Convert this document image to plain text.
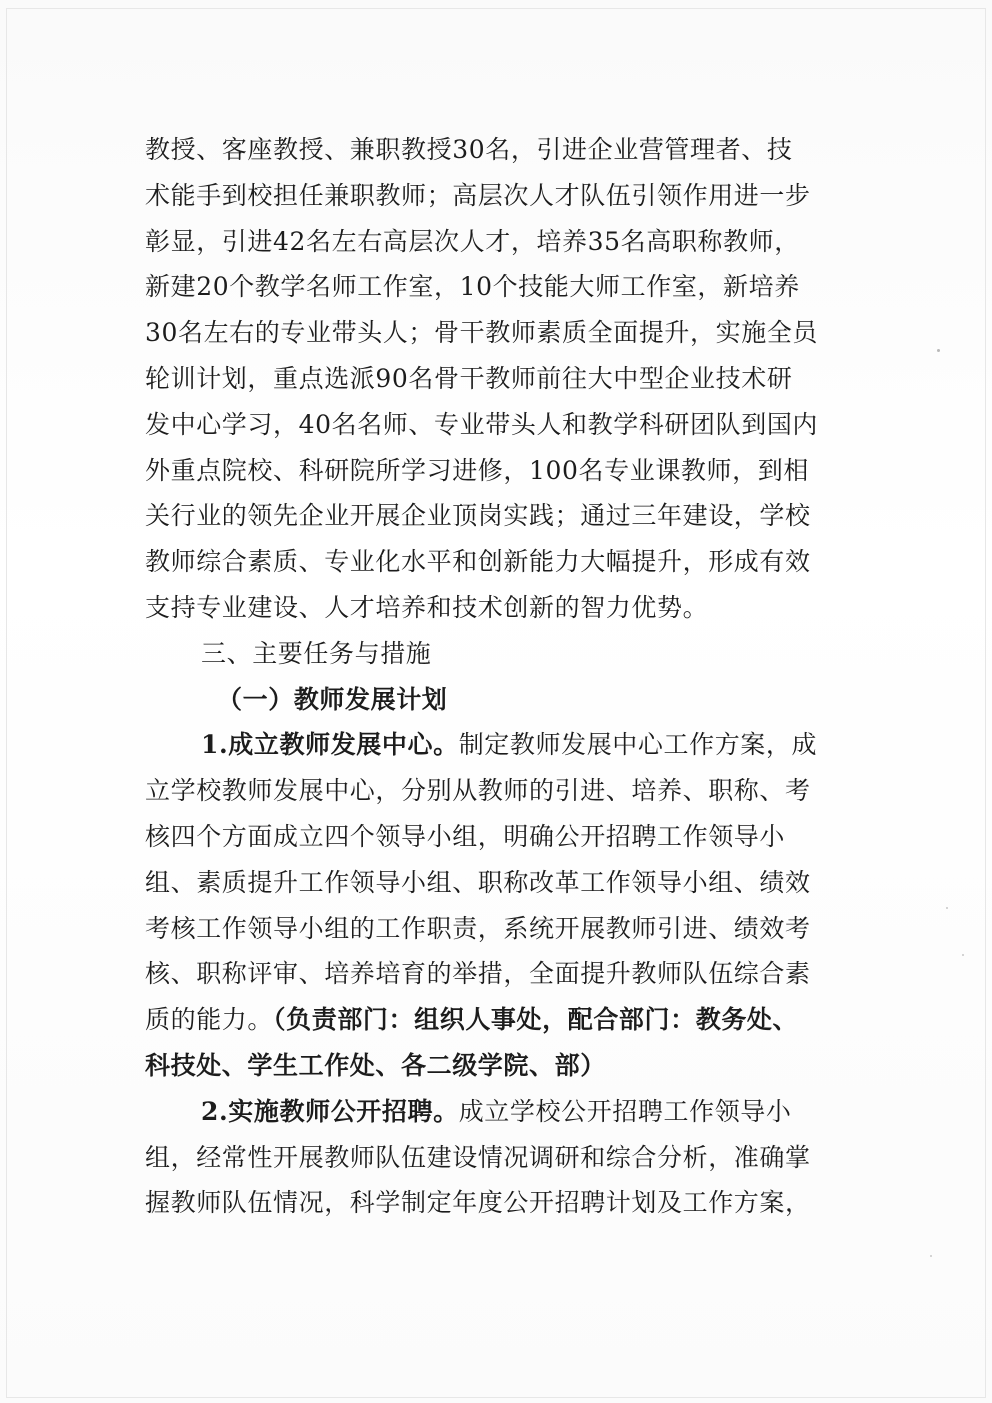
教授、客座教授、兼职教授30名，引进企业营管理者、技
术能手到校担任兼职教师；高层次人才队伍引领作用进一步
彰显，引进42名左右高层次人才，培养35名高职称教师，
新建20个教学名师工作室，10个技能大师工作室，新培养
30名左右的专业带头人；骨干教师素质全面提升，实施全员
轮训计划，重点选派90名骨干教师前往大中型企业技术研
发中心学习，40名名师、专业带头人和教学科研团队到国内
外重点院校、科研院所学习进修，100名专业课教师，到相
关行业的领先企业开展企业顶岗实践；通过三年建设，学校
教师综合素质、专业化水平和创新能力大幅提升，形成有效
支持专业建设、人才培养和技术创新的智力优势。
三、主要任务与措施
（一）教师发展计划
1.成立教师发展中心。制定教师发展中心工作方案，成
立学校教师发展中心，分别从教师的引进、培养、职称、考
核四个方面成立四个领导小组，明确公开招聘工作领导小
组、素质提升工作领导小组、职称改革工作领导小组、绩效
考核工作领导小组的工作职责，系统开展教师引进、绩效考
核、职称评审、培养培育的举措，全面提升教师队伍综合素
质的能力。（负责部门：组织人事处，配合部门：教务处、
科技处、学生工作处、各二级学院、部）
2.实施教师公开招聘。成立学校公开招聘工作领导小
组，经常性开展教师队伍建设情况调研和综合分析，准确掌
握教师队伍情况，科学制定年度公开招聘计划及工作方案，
§
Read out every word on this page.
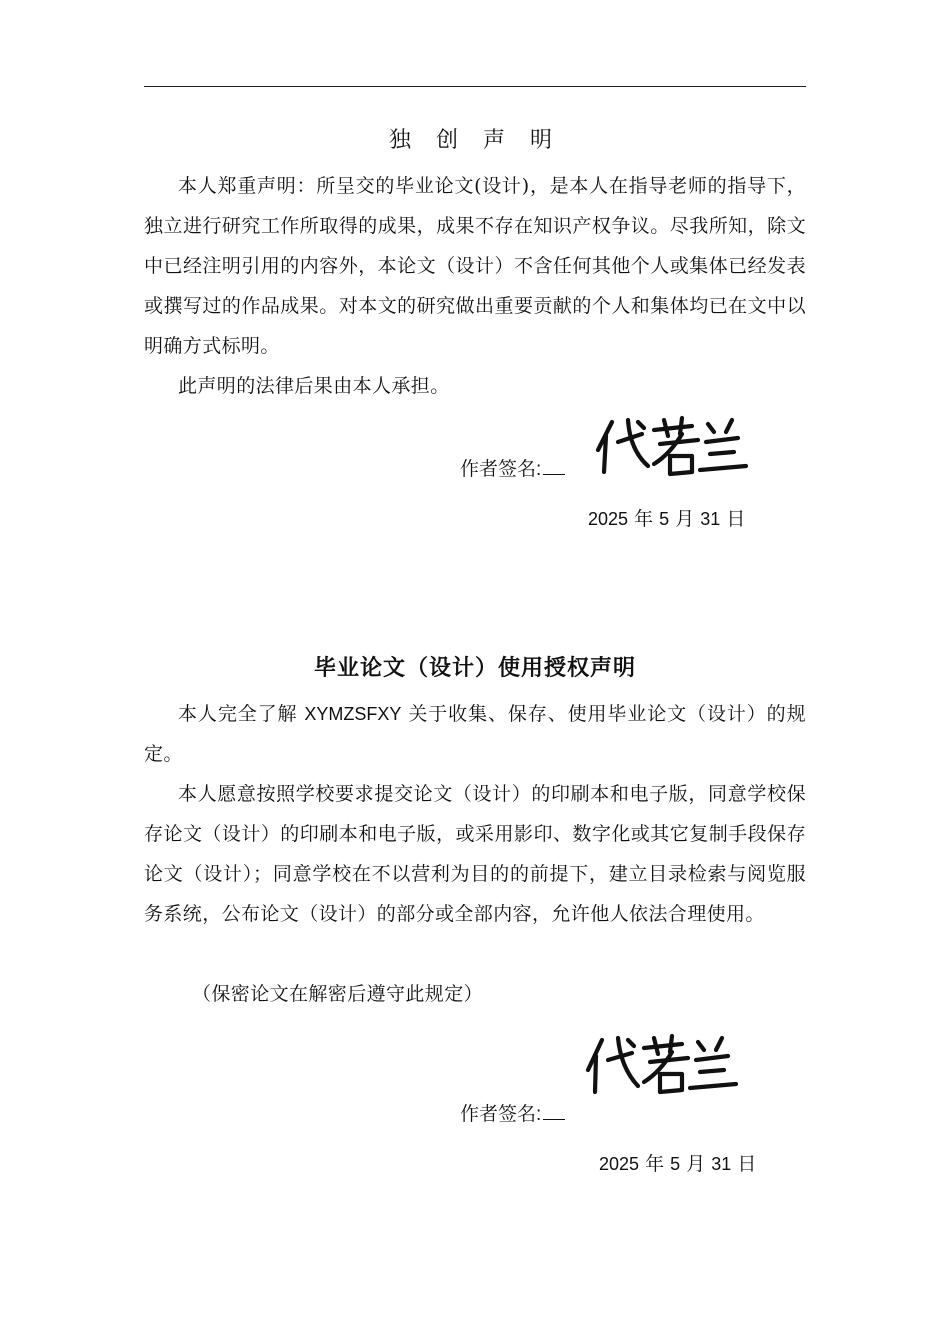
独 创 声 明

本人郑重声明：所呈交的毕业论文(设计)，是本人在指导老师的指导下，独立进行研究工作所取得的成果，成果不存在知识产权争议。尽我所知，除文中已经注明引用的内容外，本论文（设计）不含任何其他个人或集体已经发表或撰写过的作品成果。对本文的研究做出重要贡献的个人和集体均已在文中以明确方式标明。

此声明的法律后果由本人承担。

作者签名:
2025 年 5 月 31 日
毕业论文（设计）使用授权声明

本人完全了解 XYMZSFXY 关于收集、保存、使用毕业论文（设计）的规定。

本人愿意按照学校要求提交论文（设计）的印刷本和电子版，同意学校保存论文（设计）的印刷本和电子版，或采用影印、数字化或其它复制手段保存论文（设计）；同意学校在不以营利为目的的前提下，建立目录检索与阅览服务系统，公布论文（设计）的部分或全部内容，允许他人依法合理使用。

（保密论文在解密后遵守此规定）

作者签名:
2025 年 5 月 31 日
§
Show each line of the data that contains the string "this".

= Answer for the task =
Convert this document image to plain text.
Read out every word on this page.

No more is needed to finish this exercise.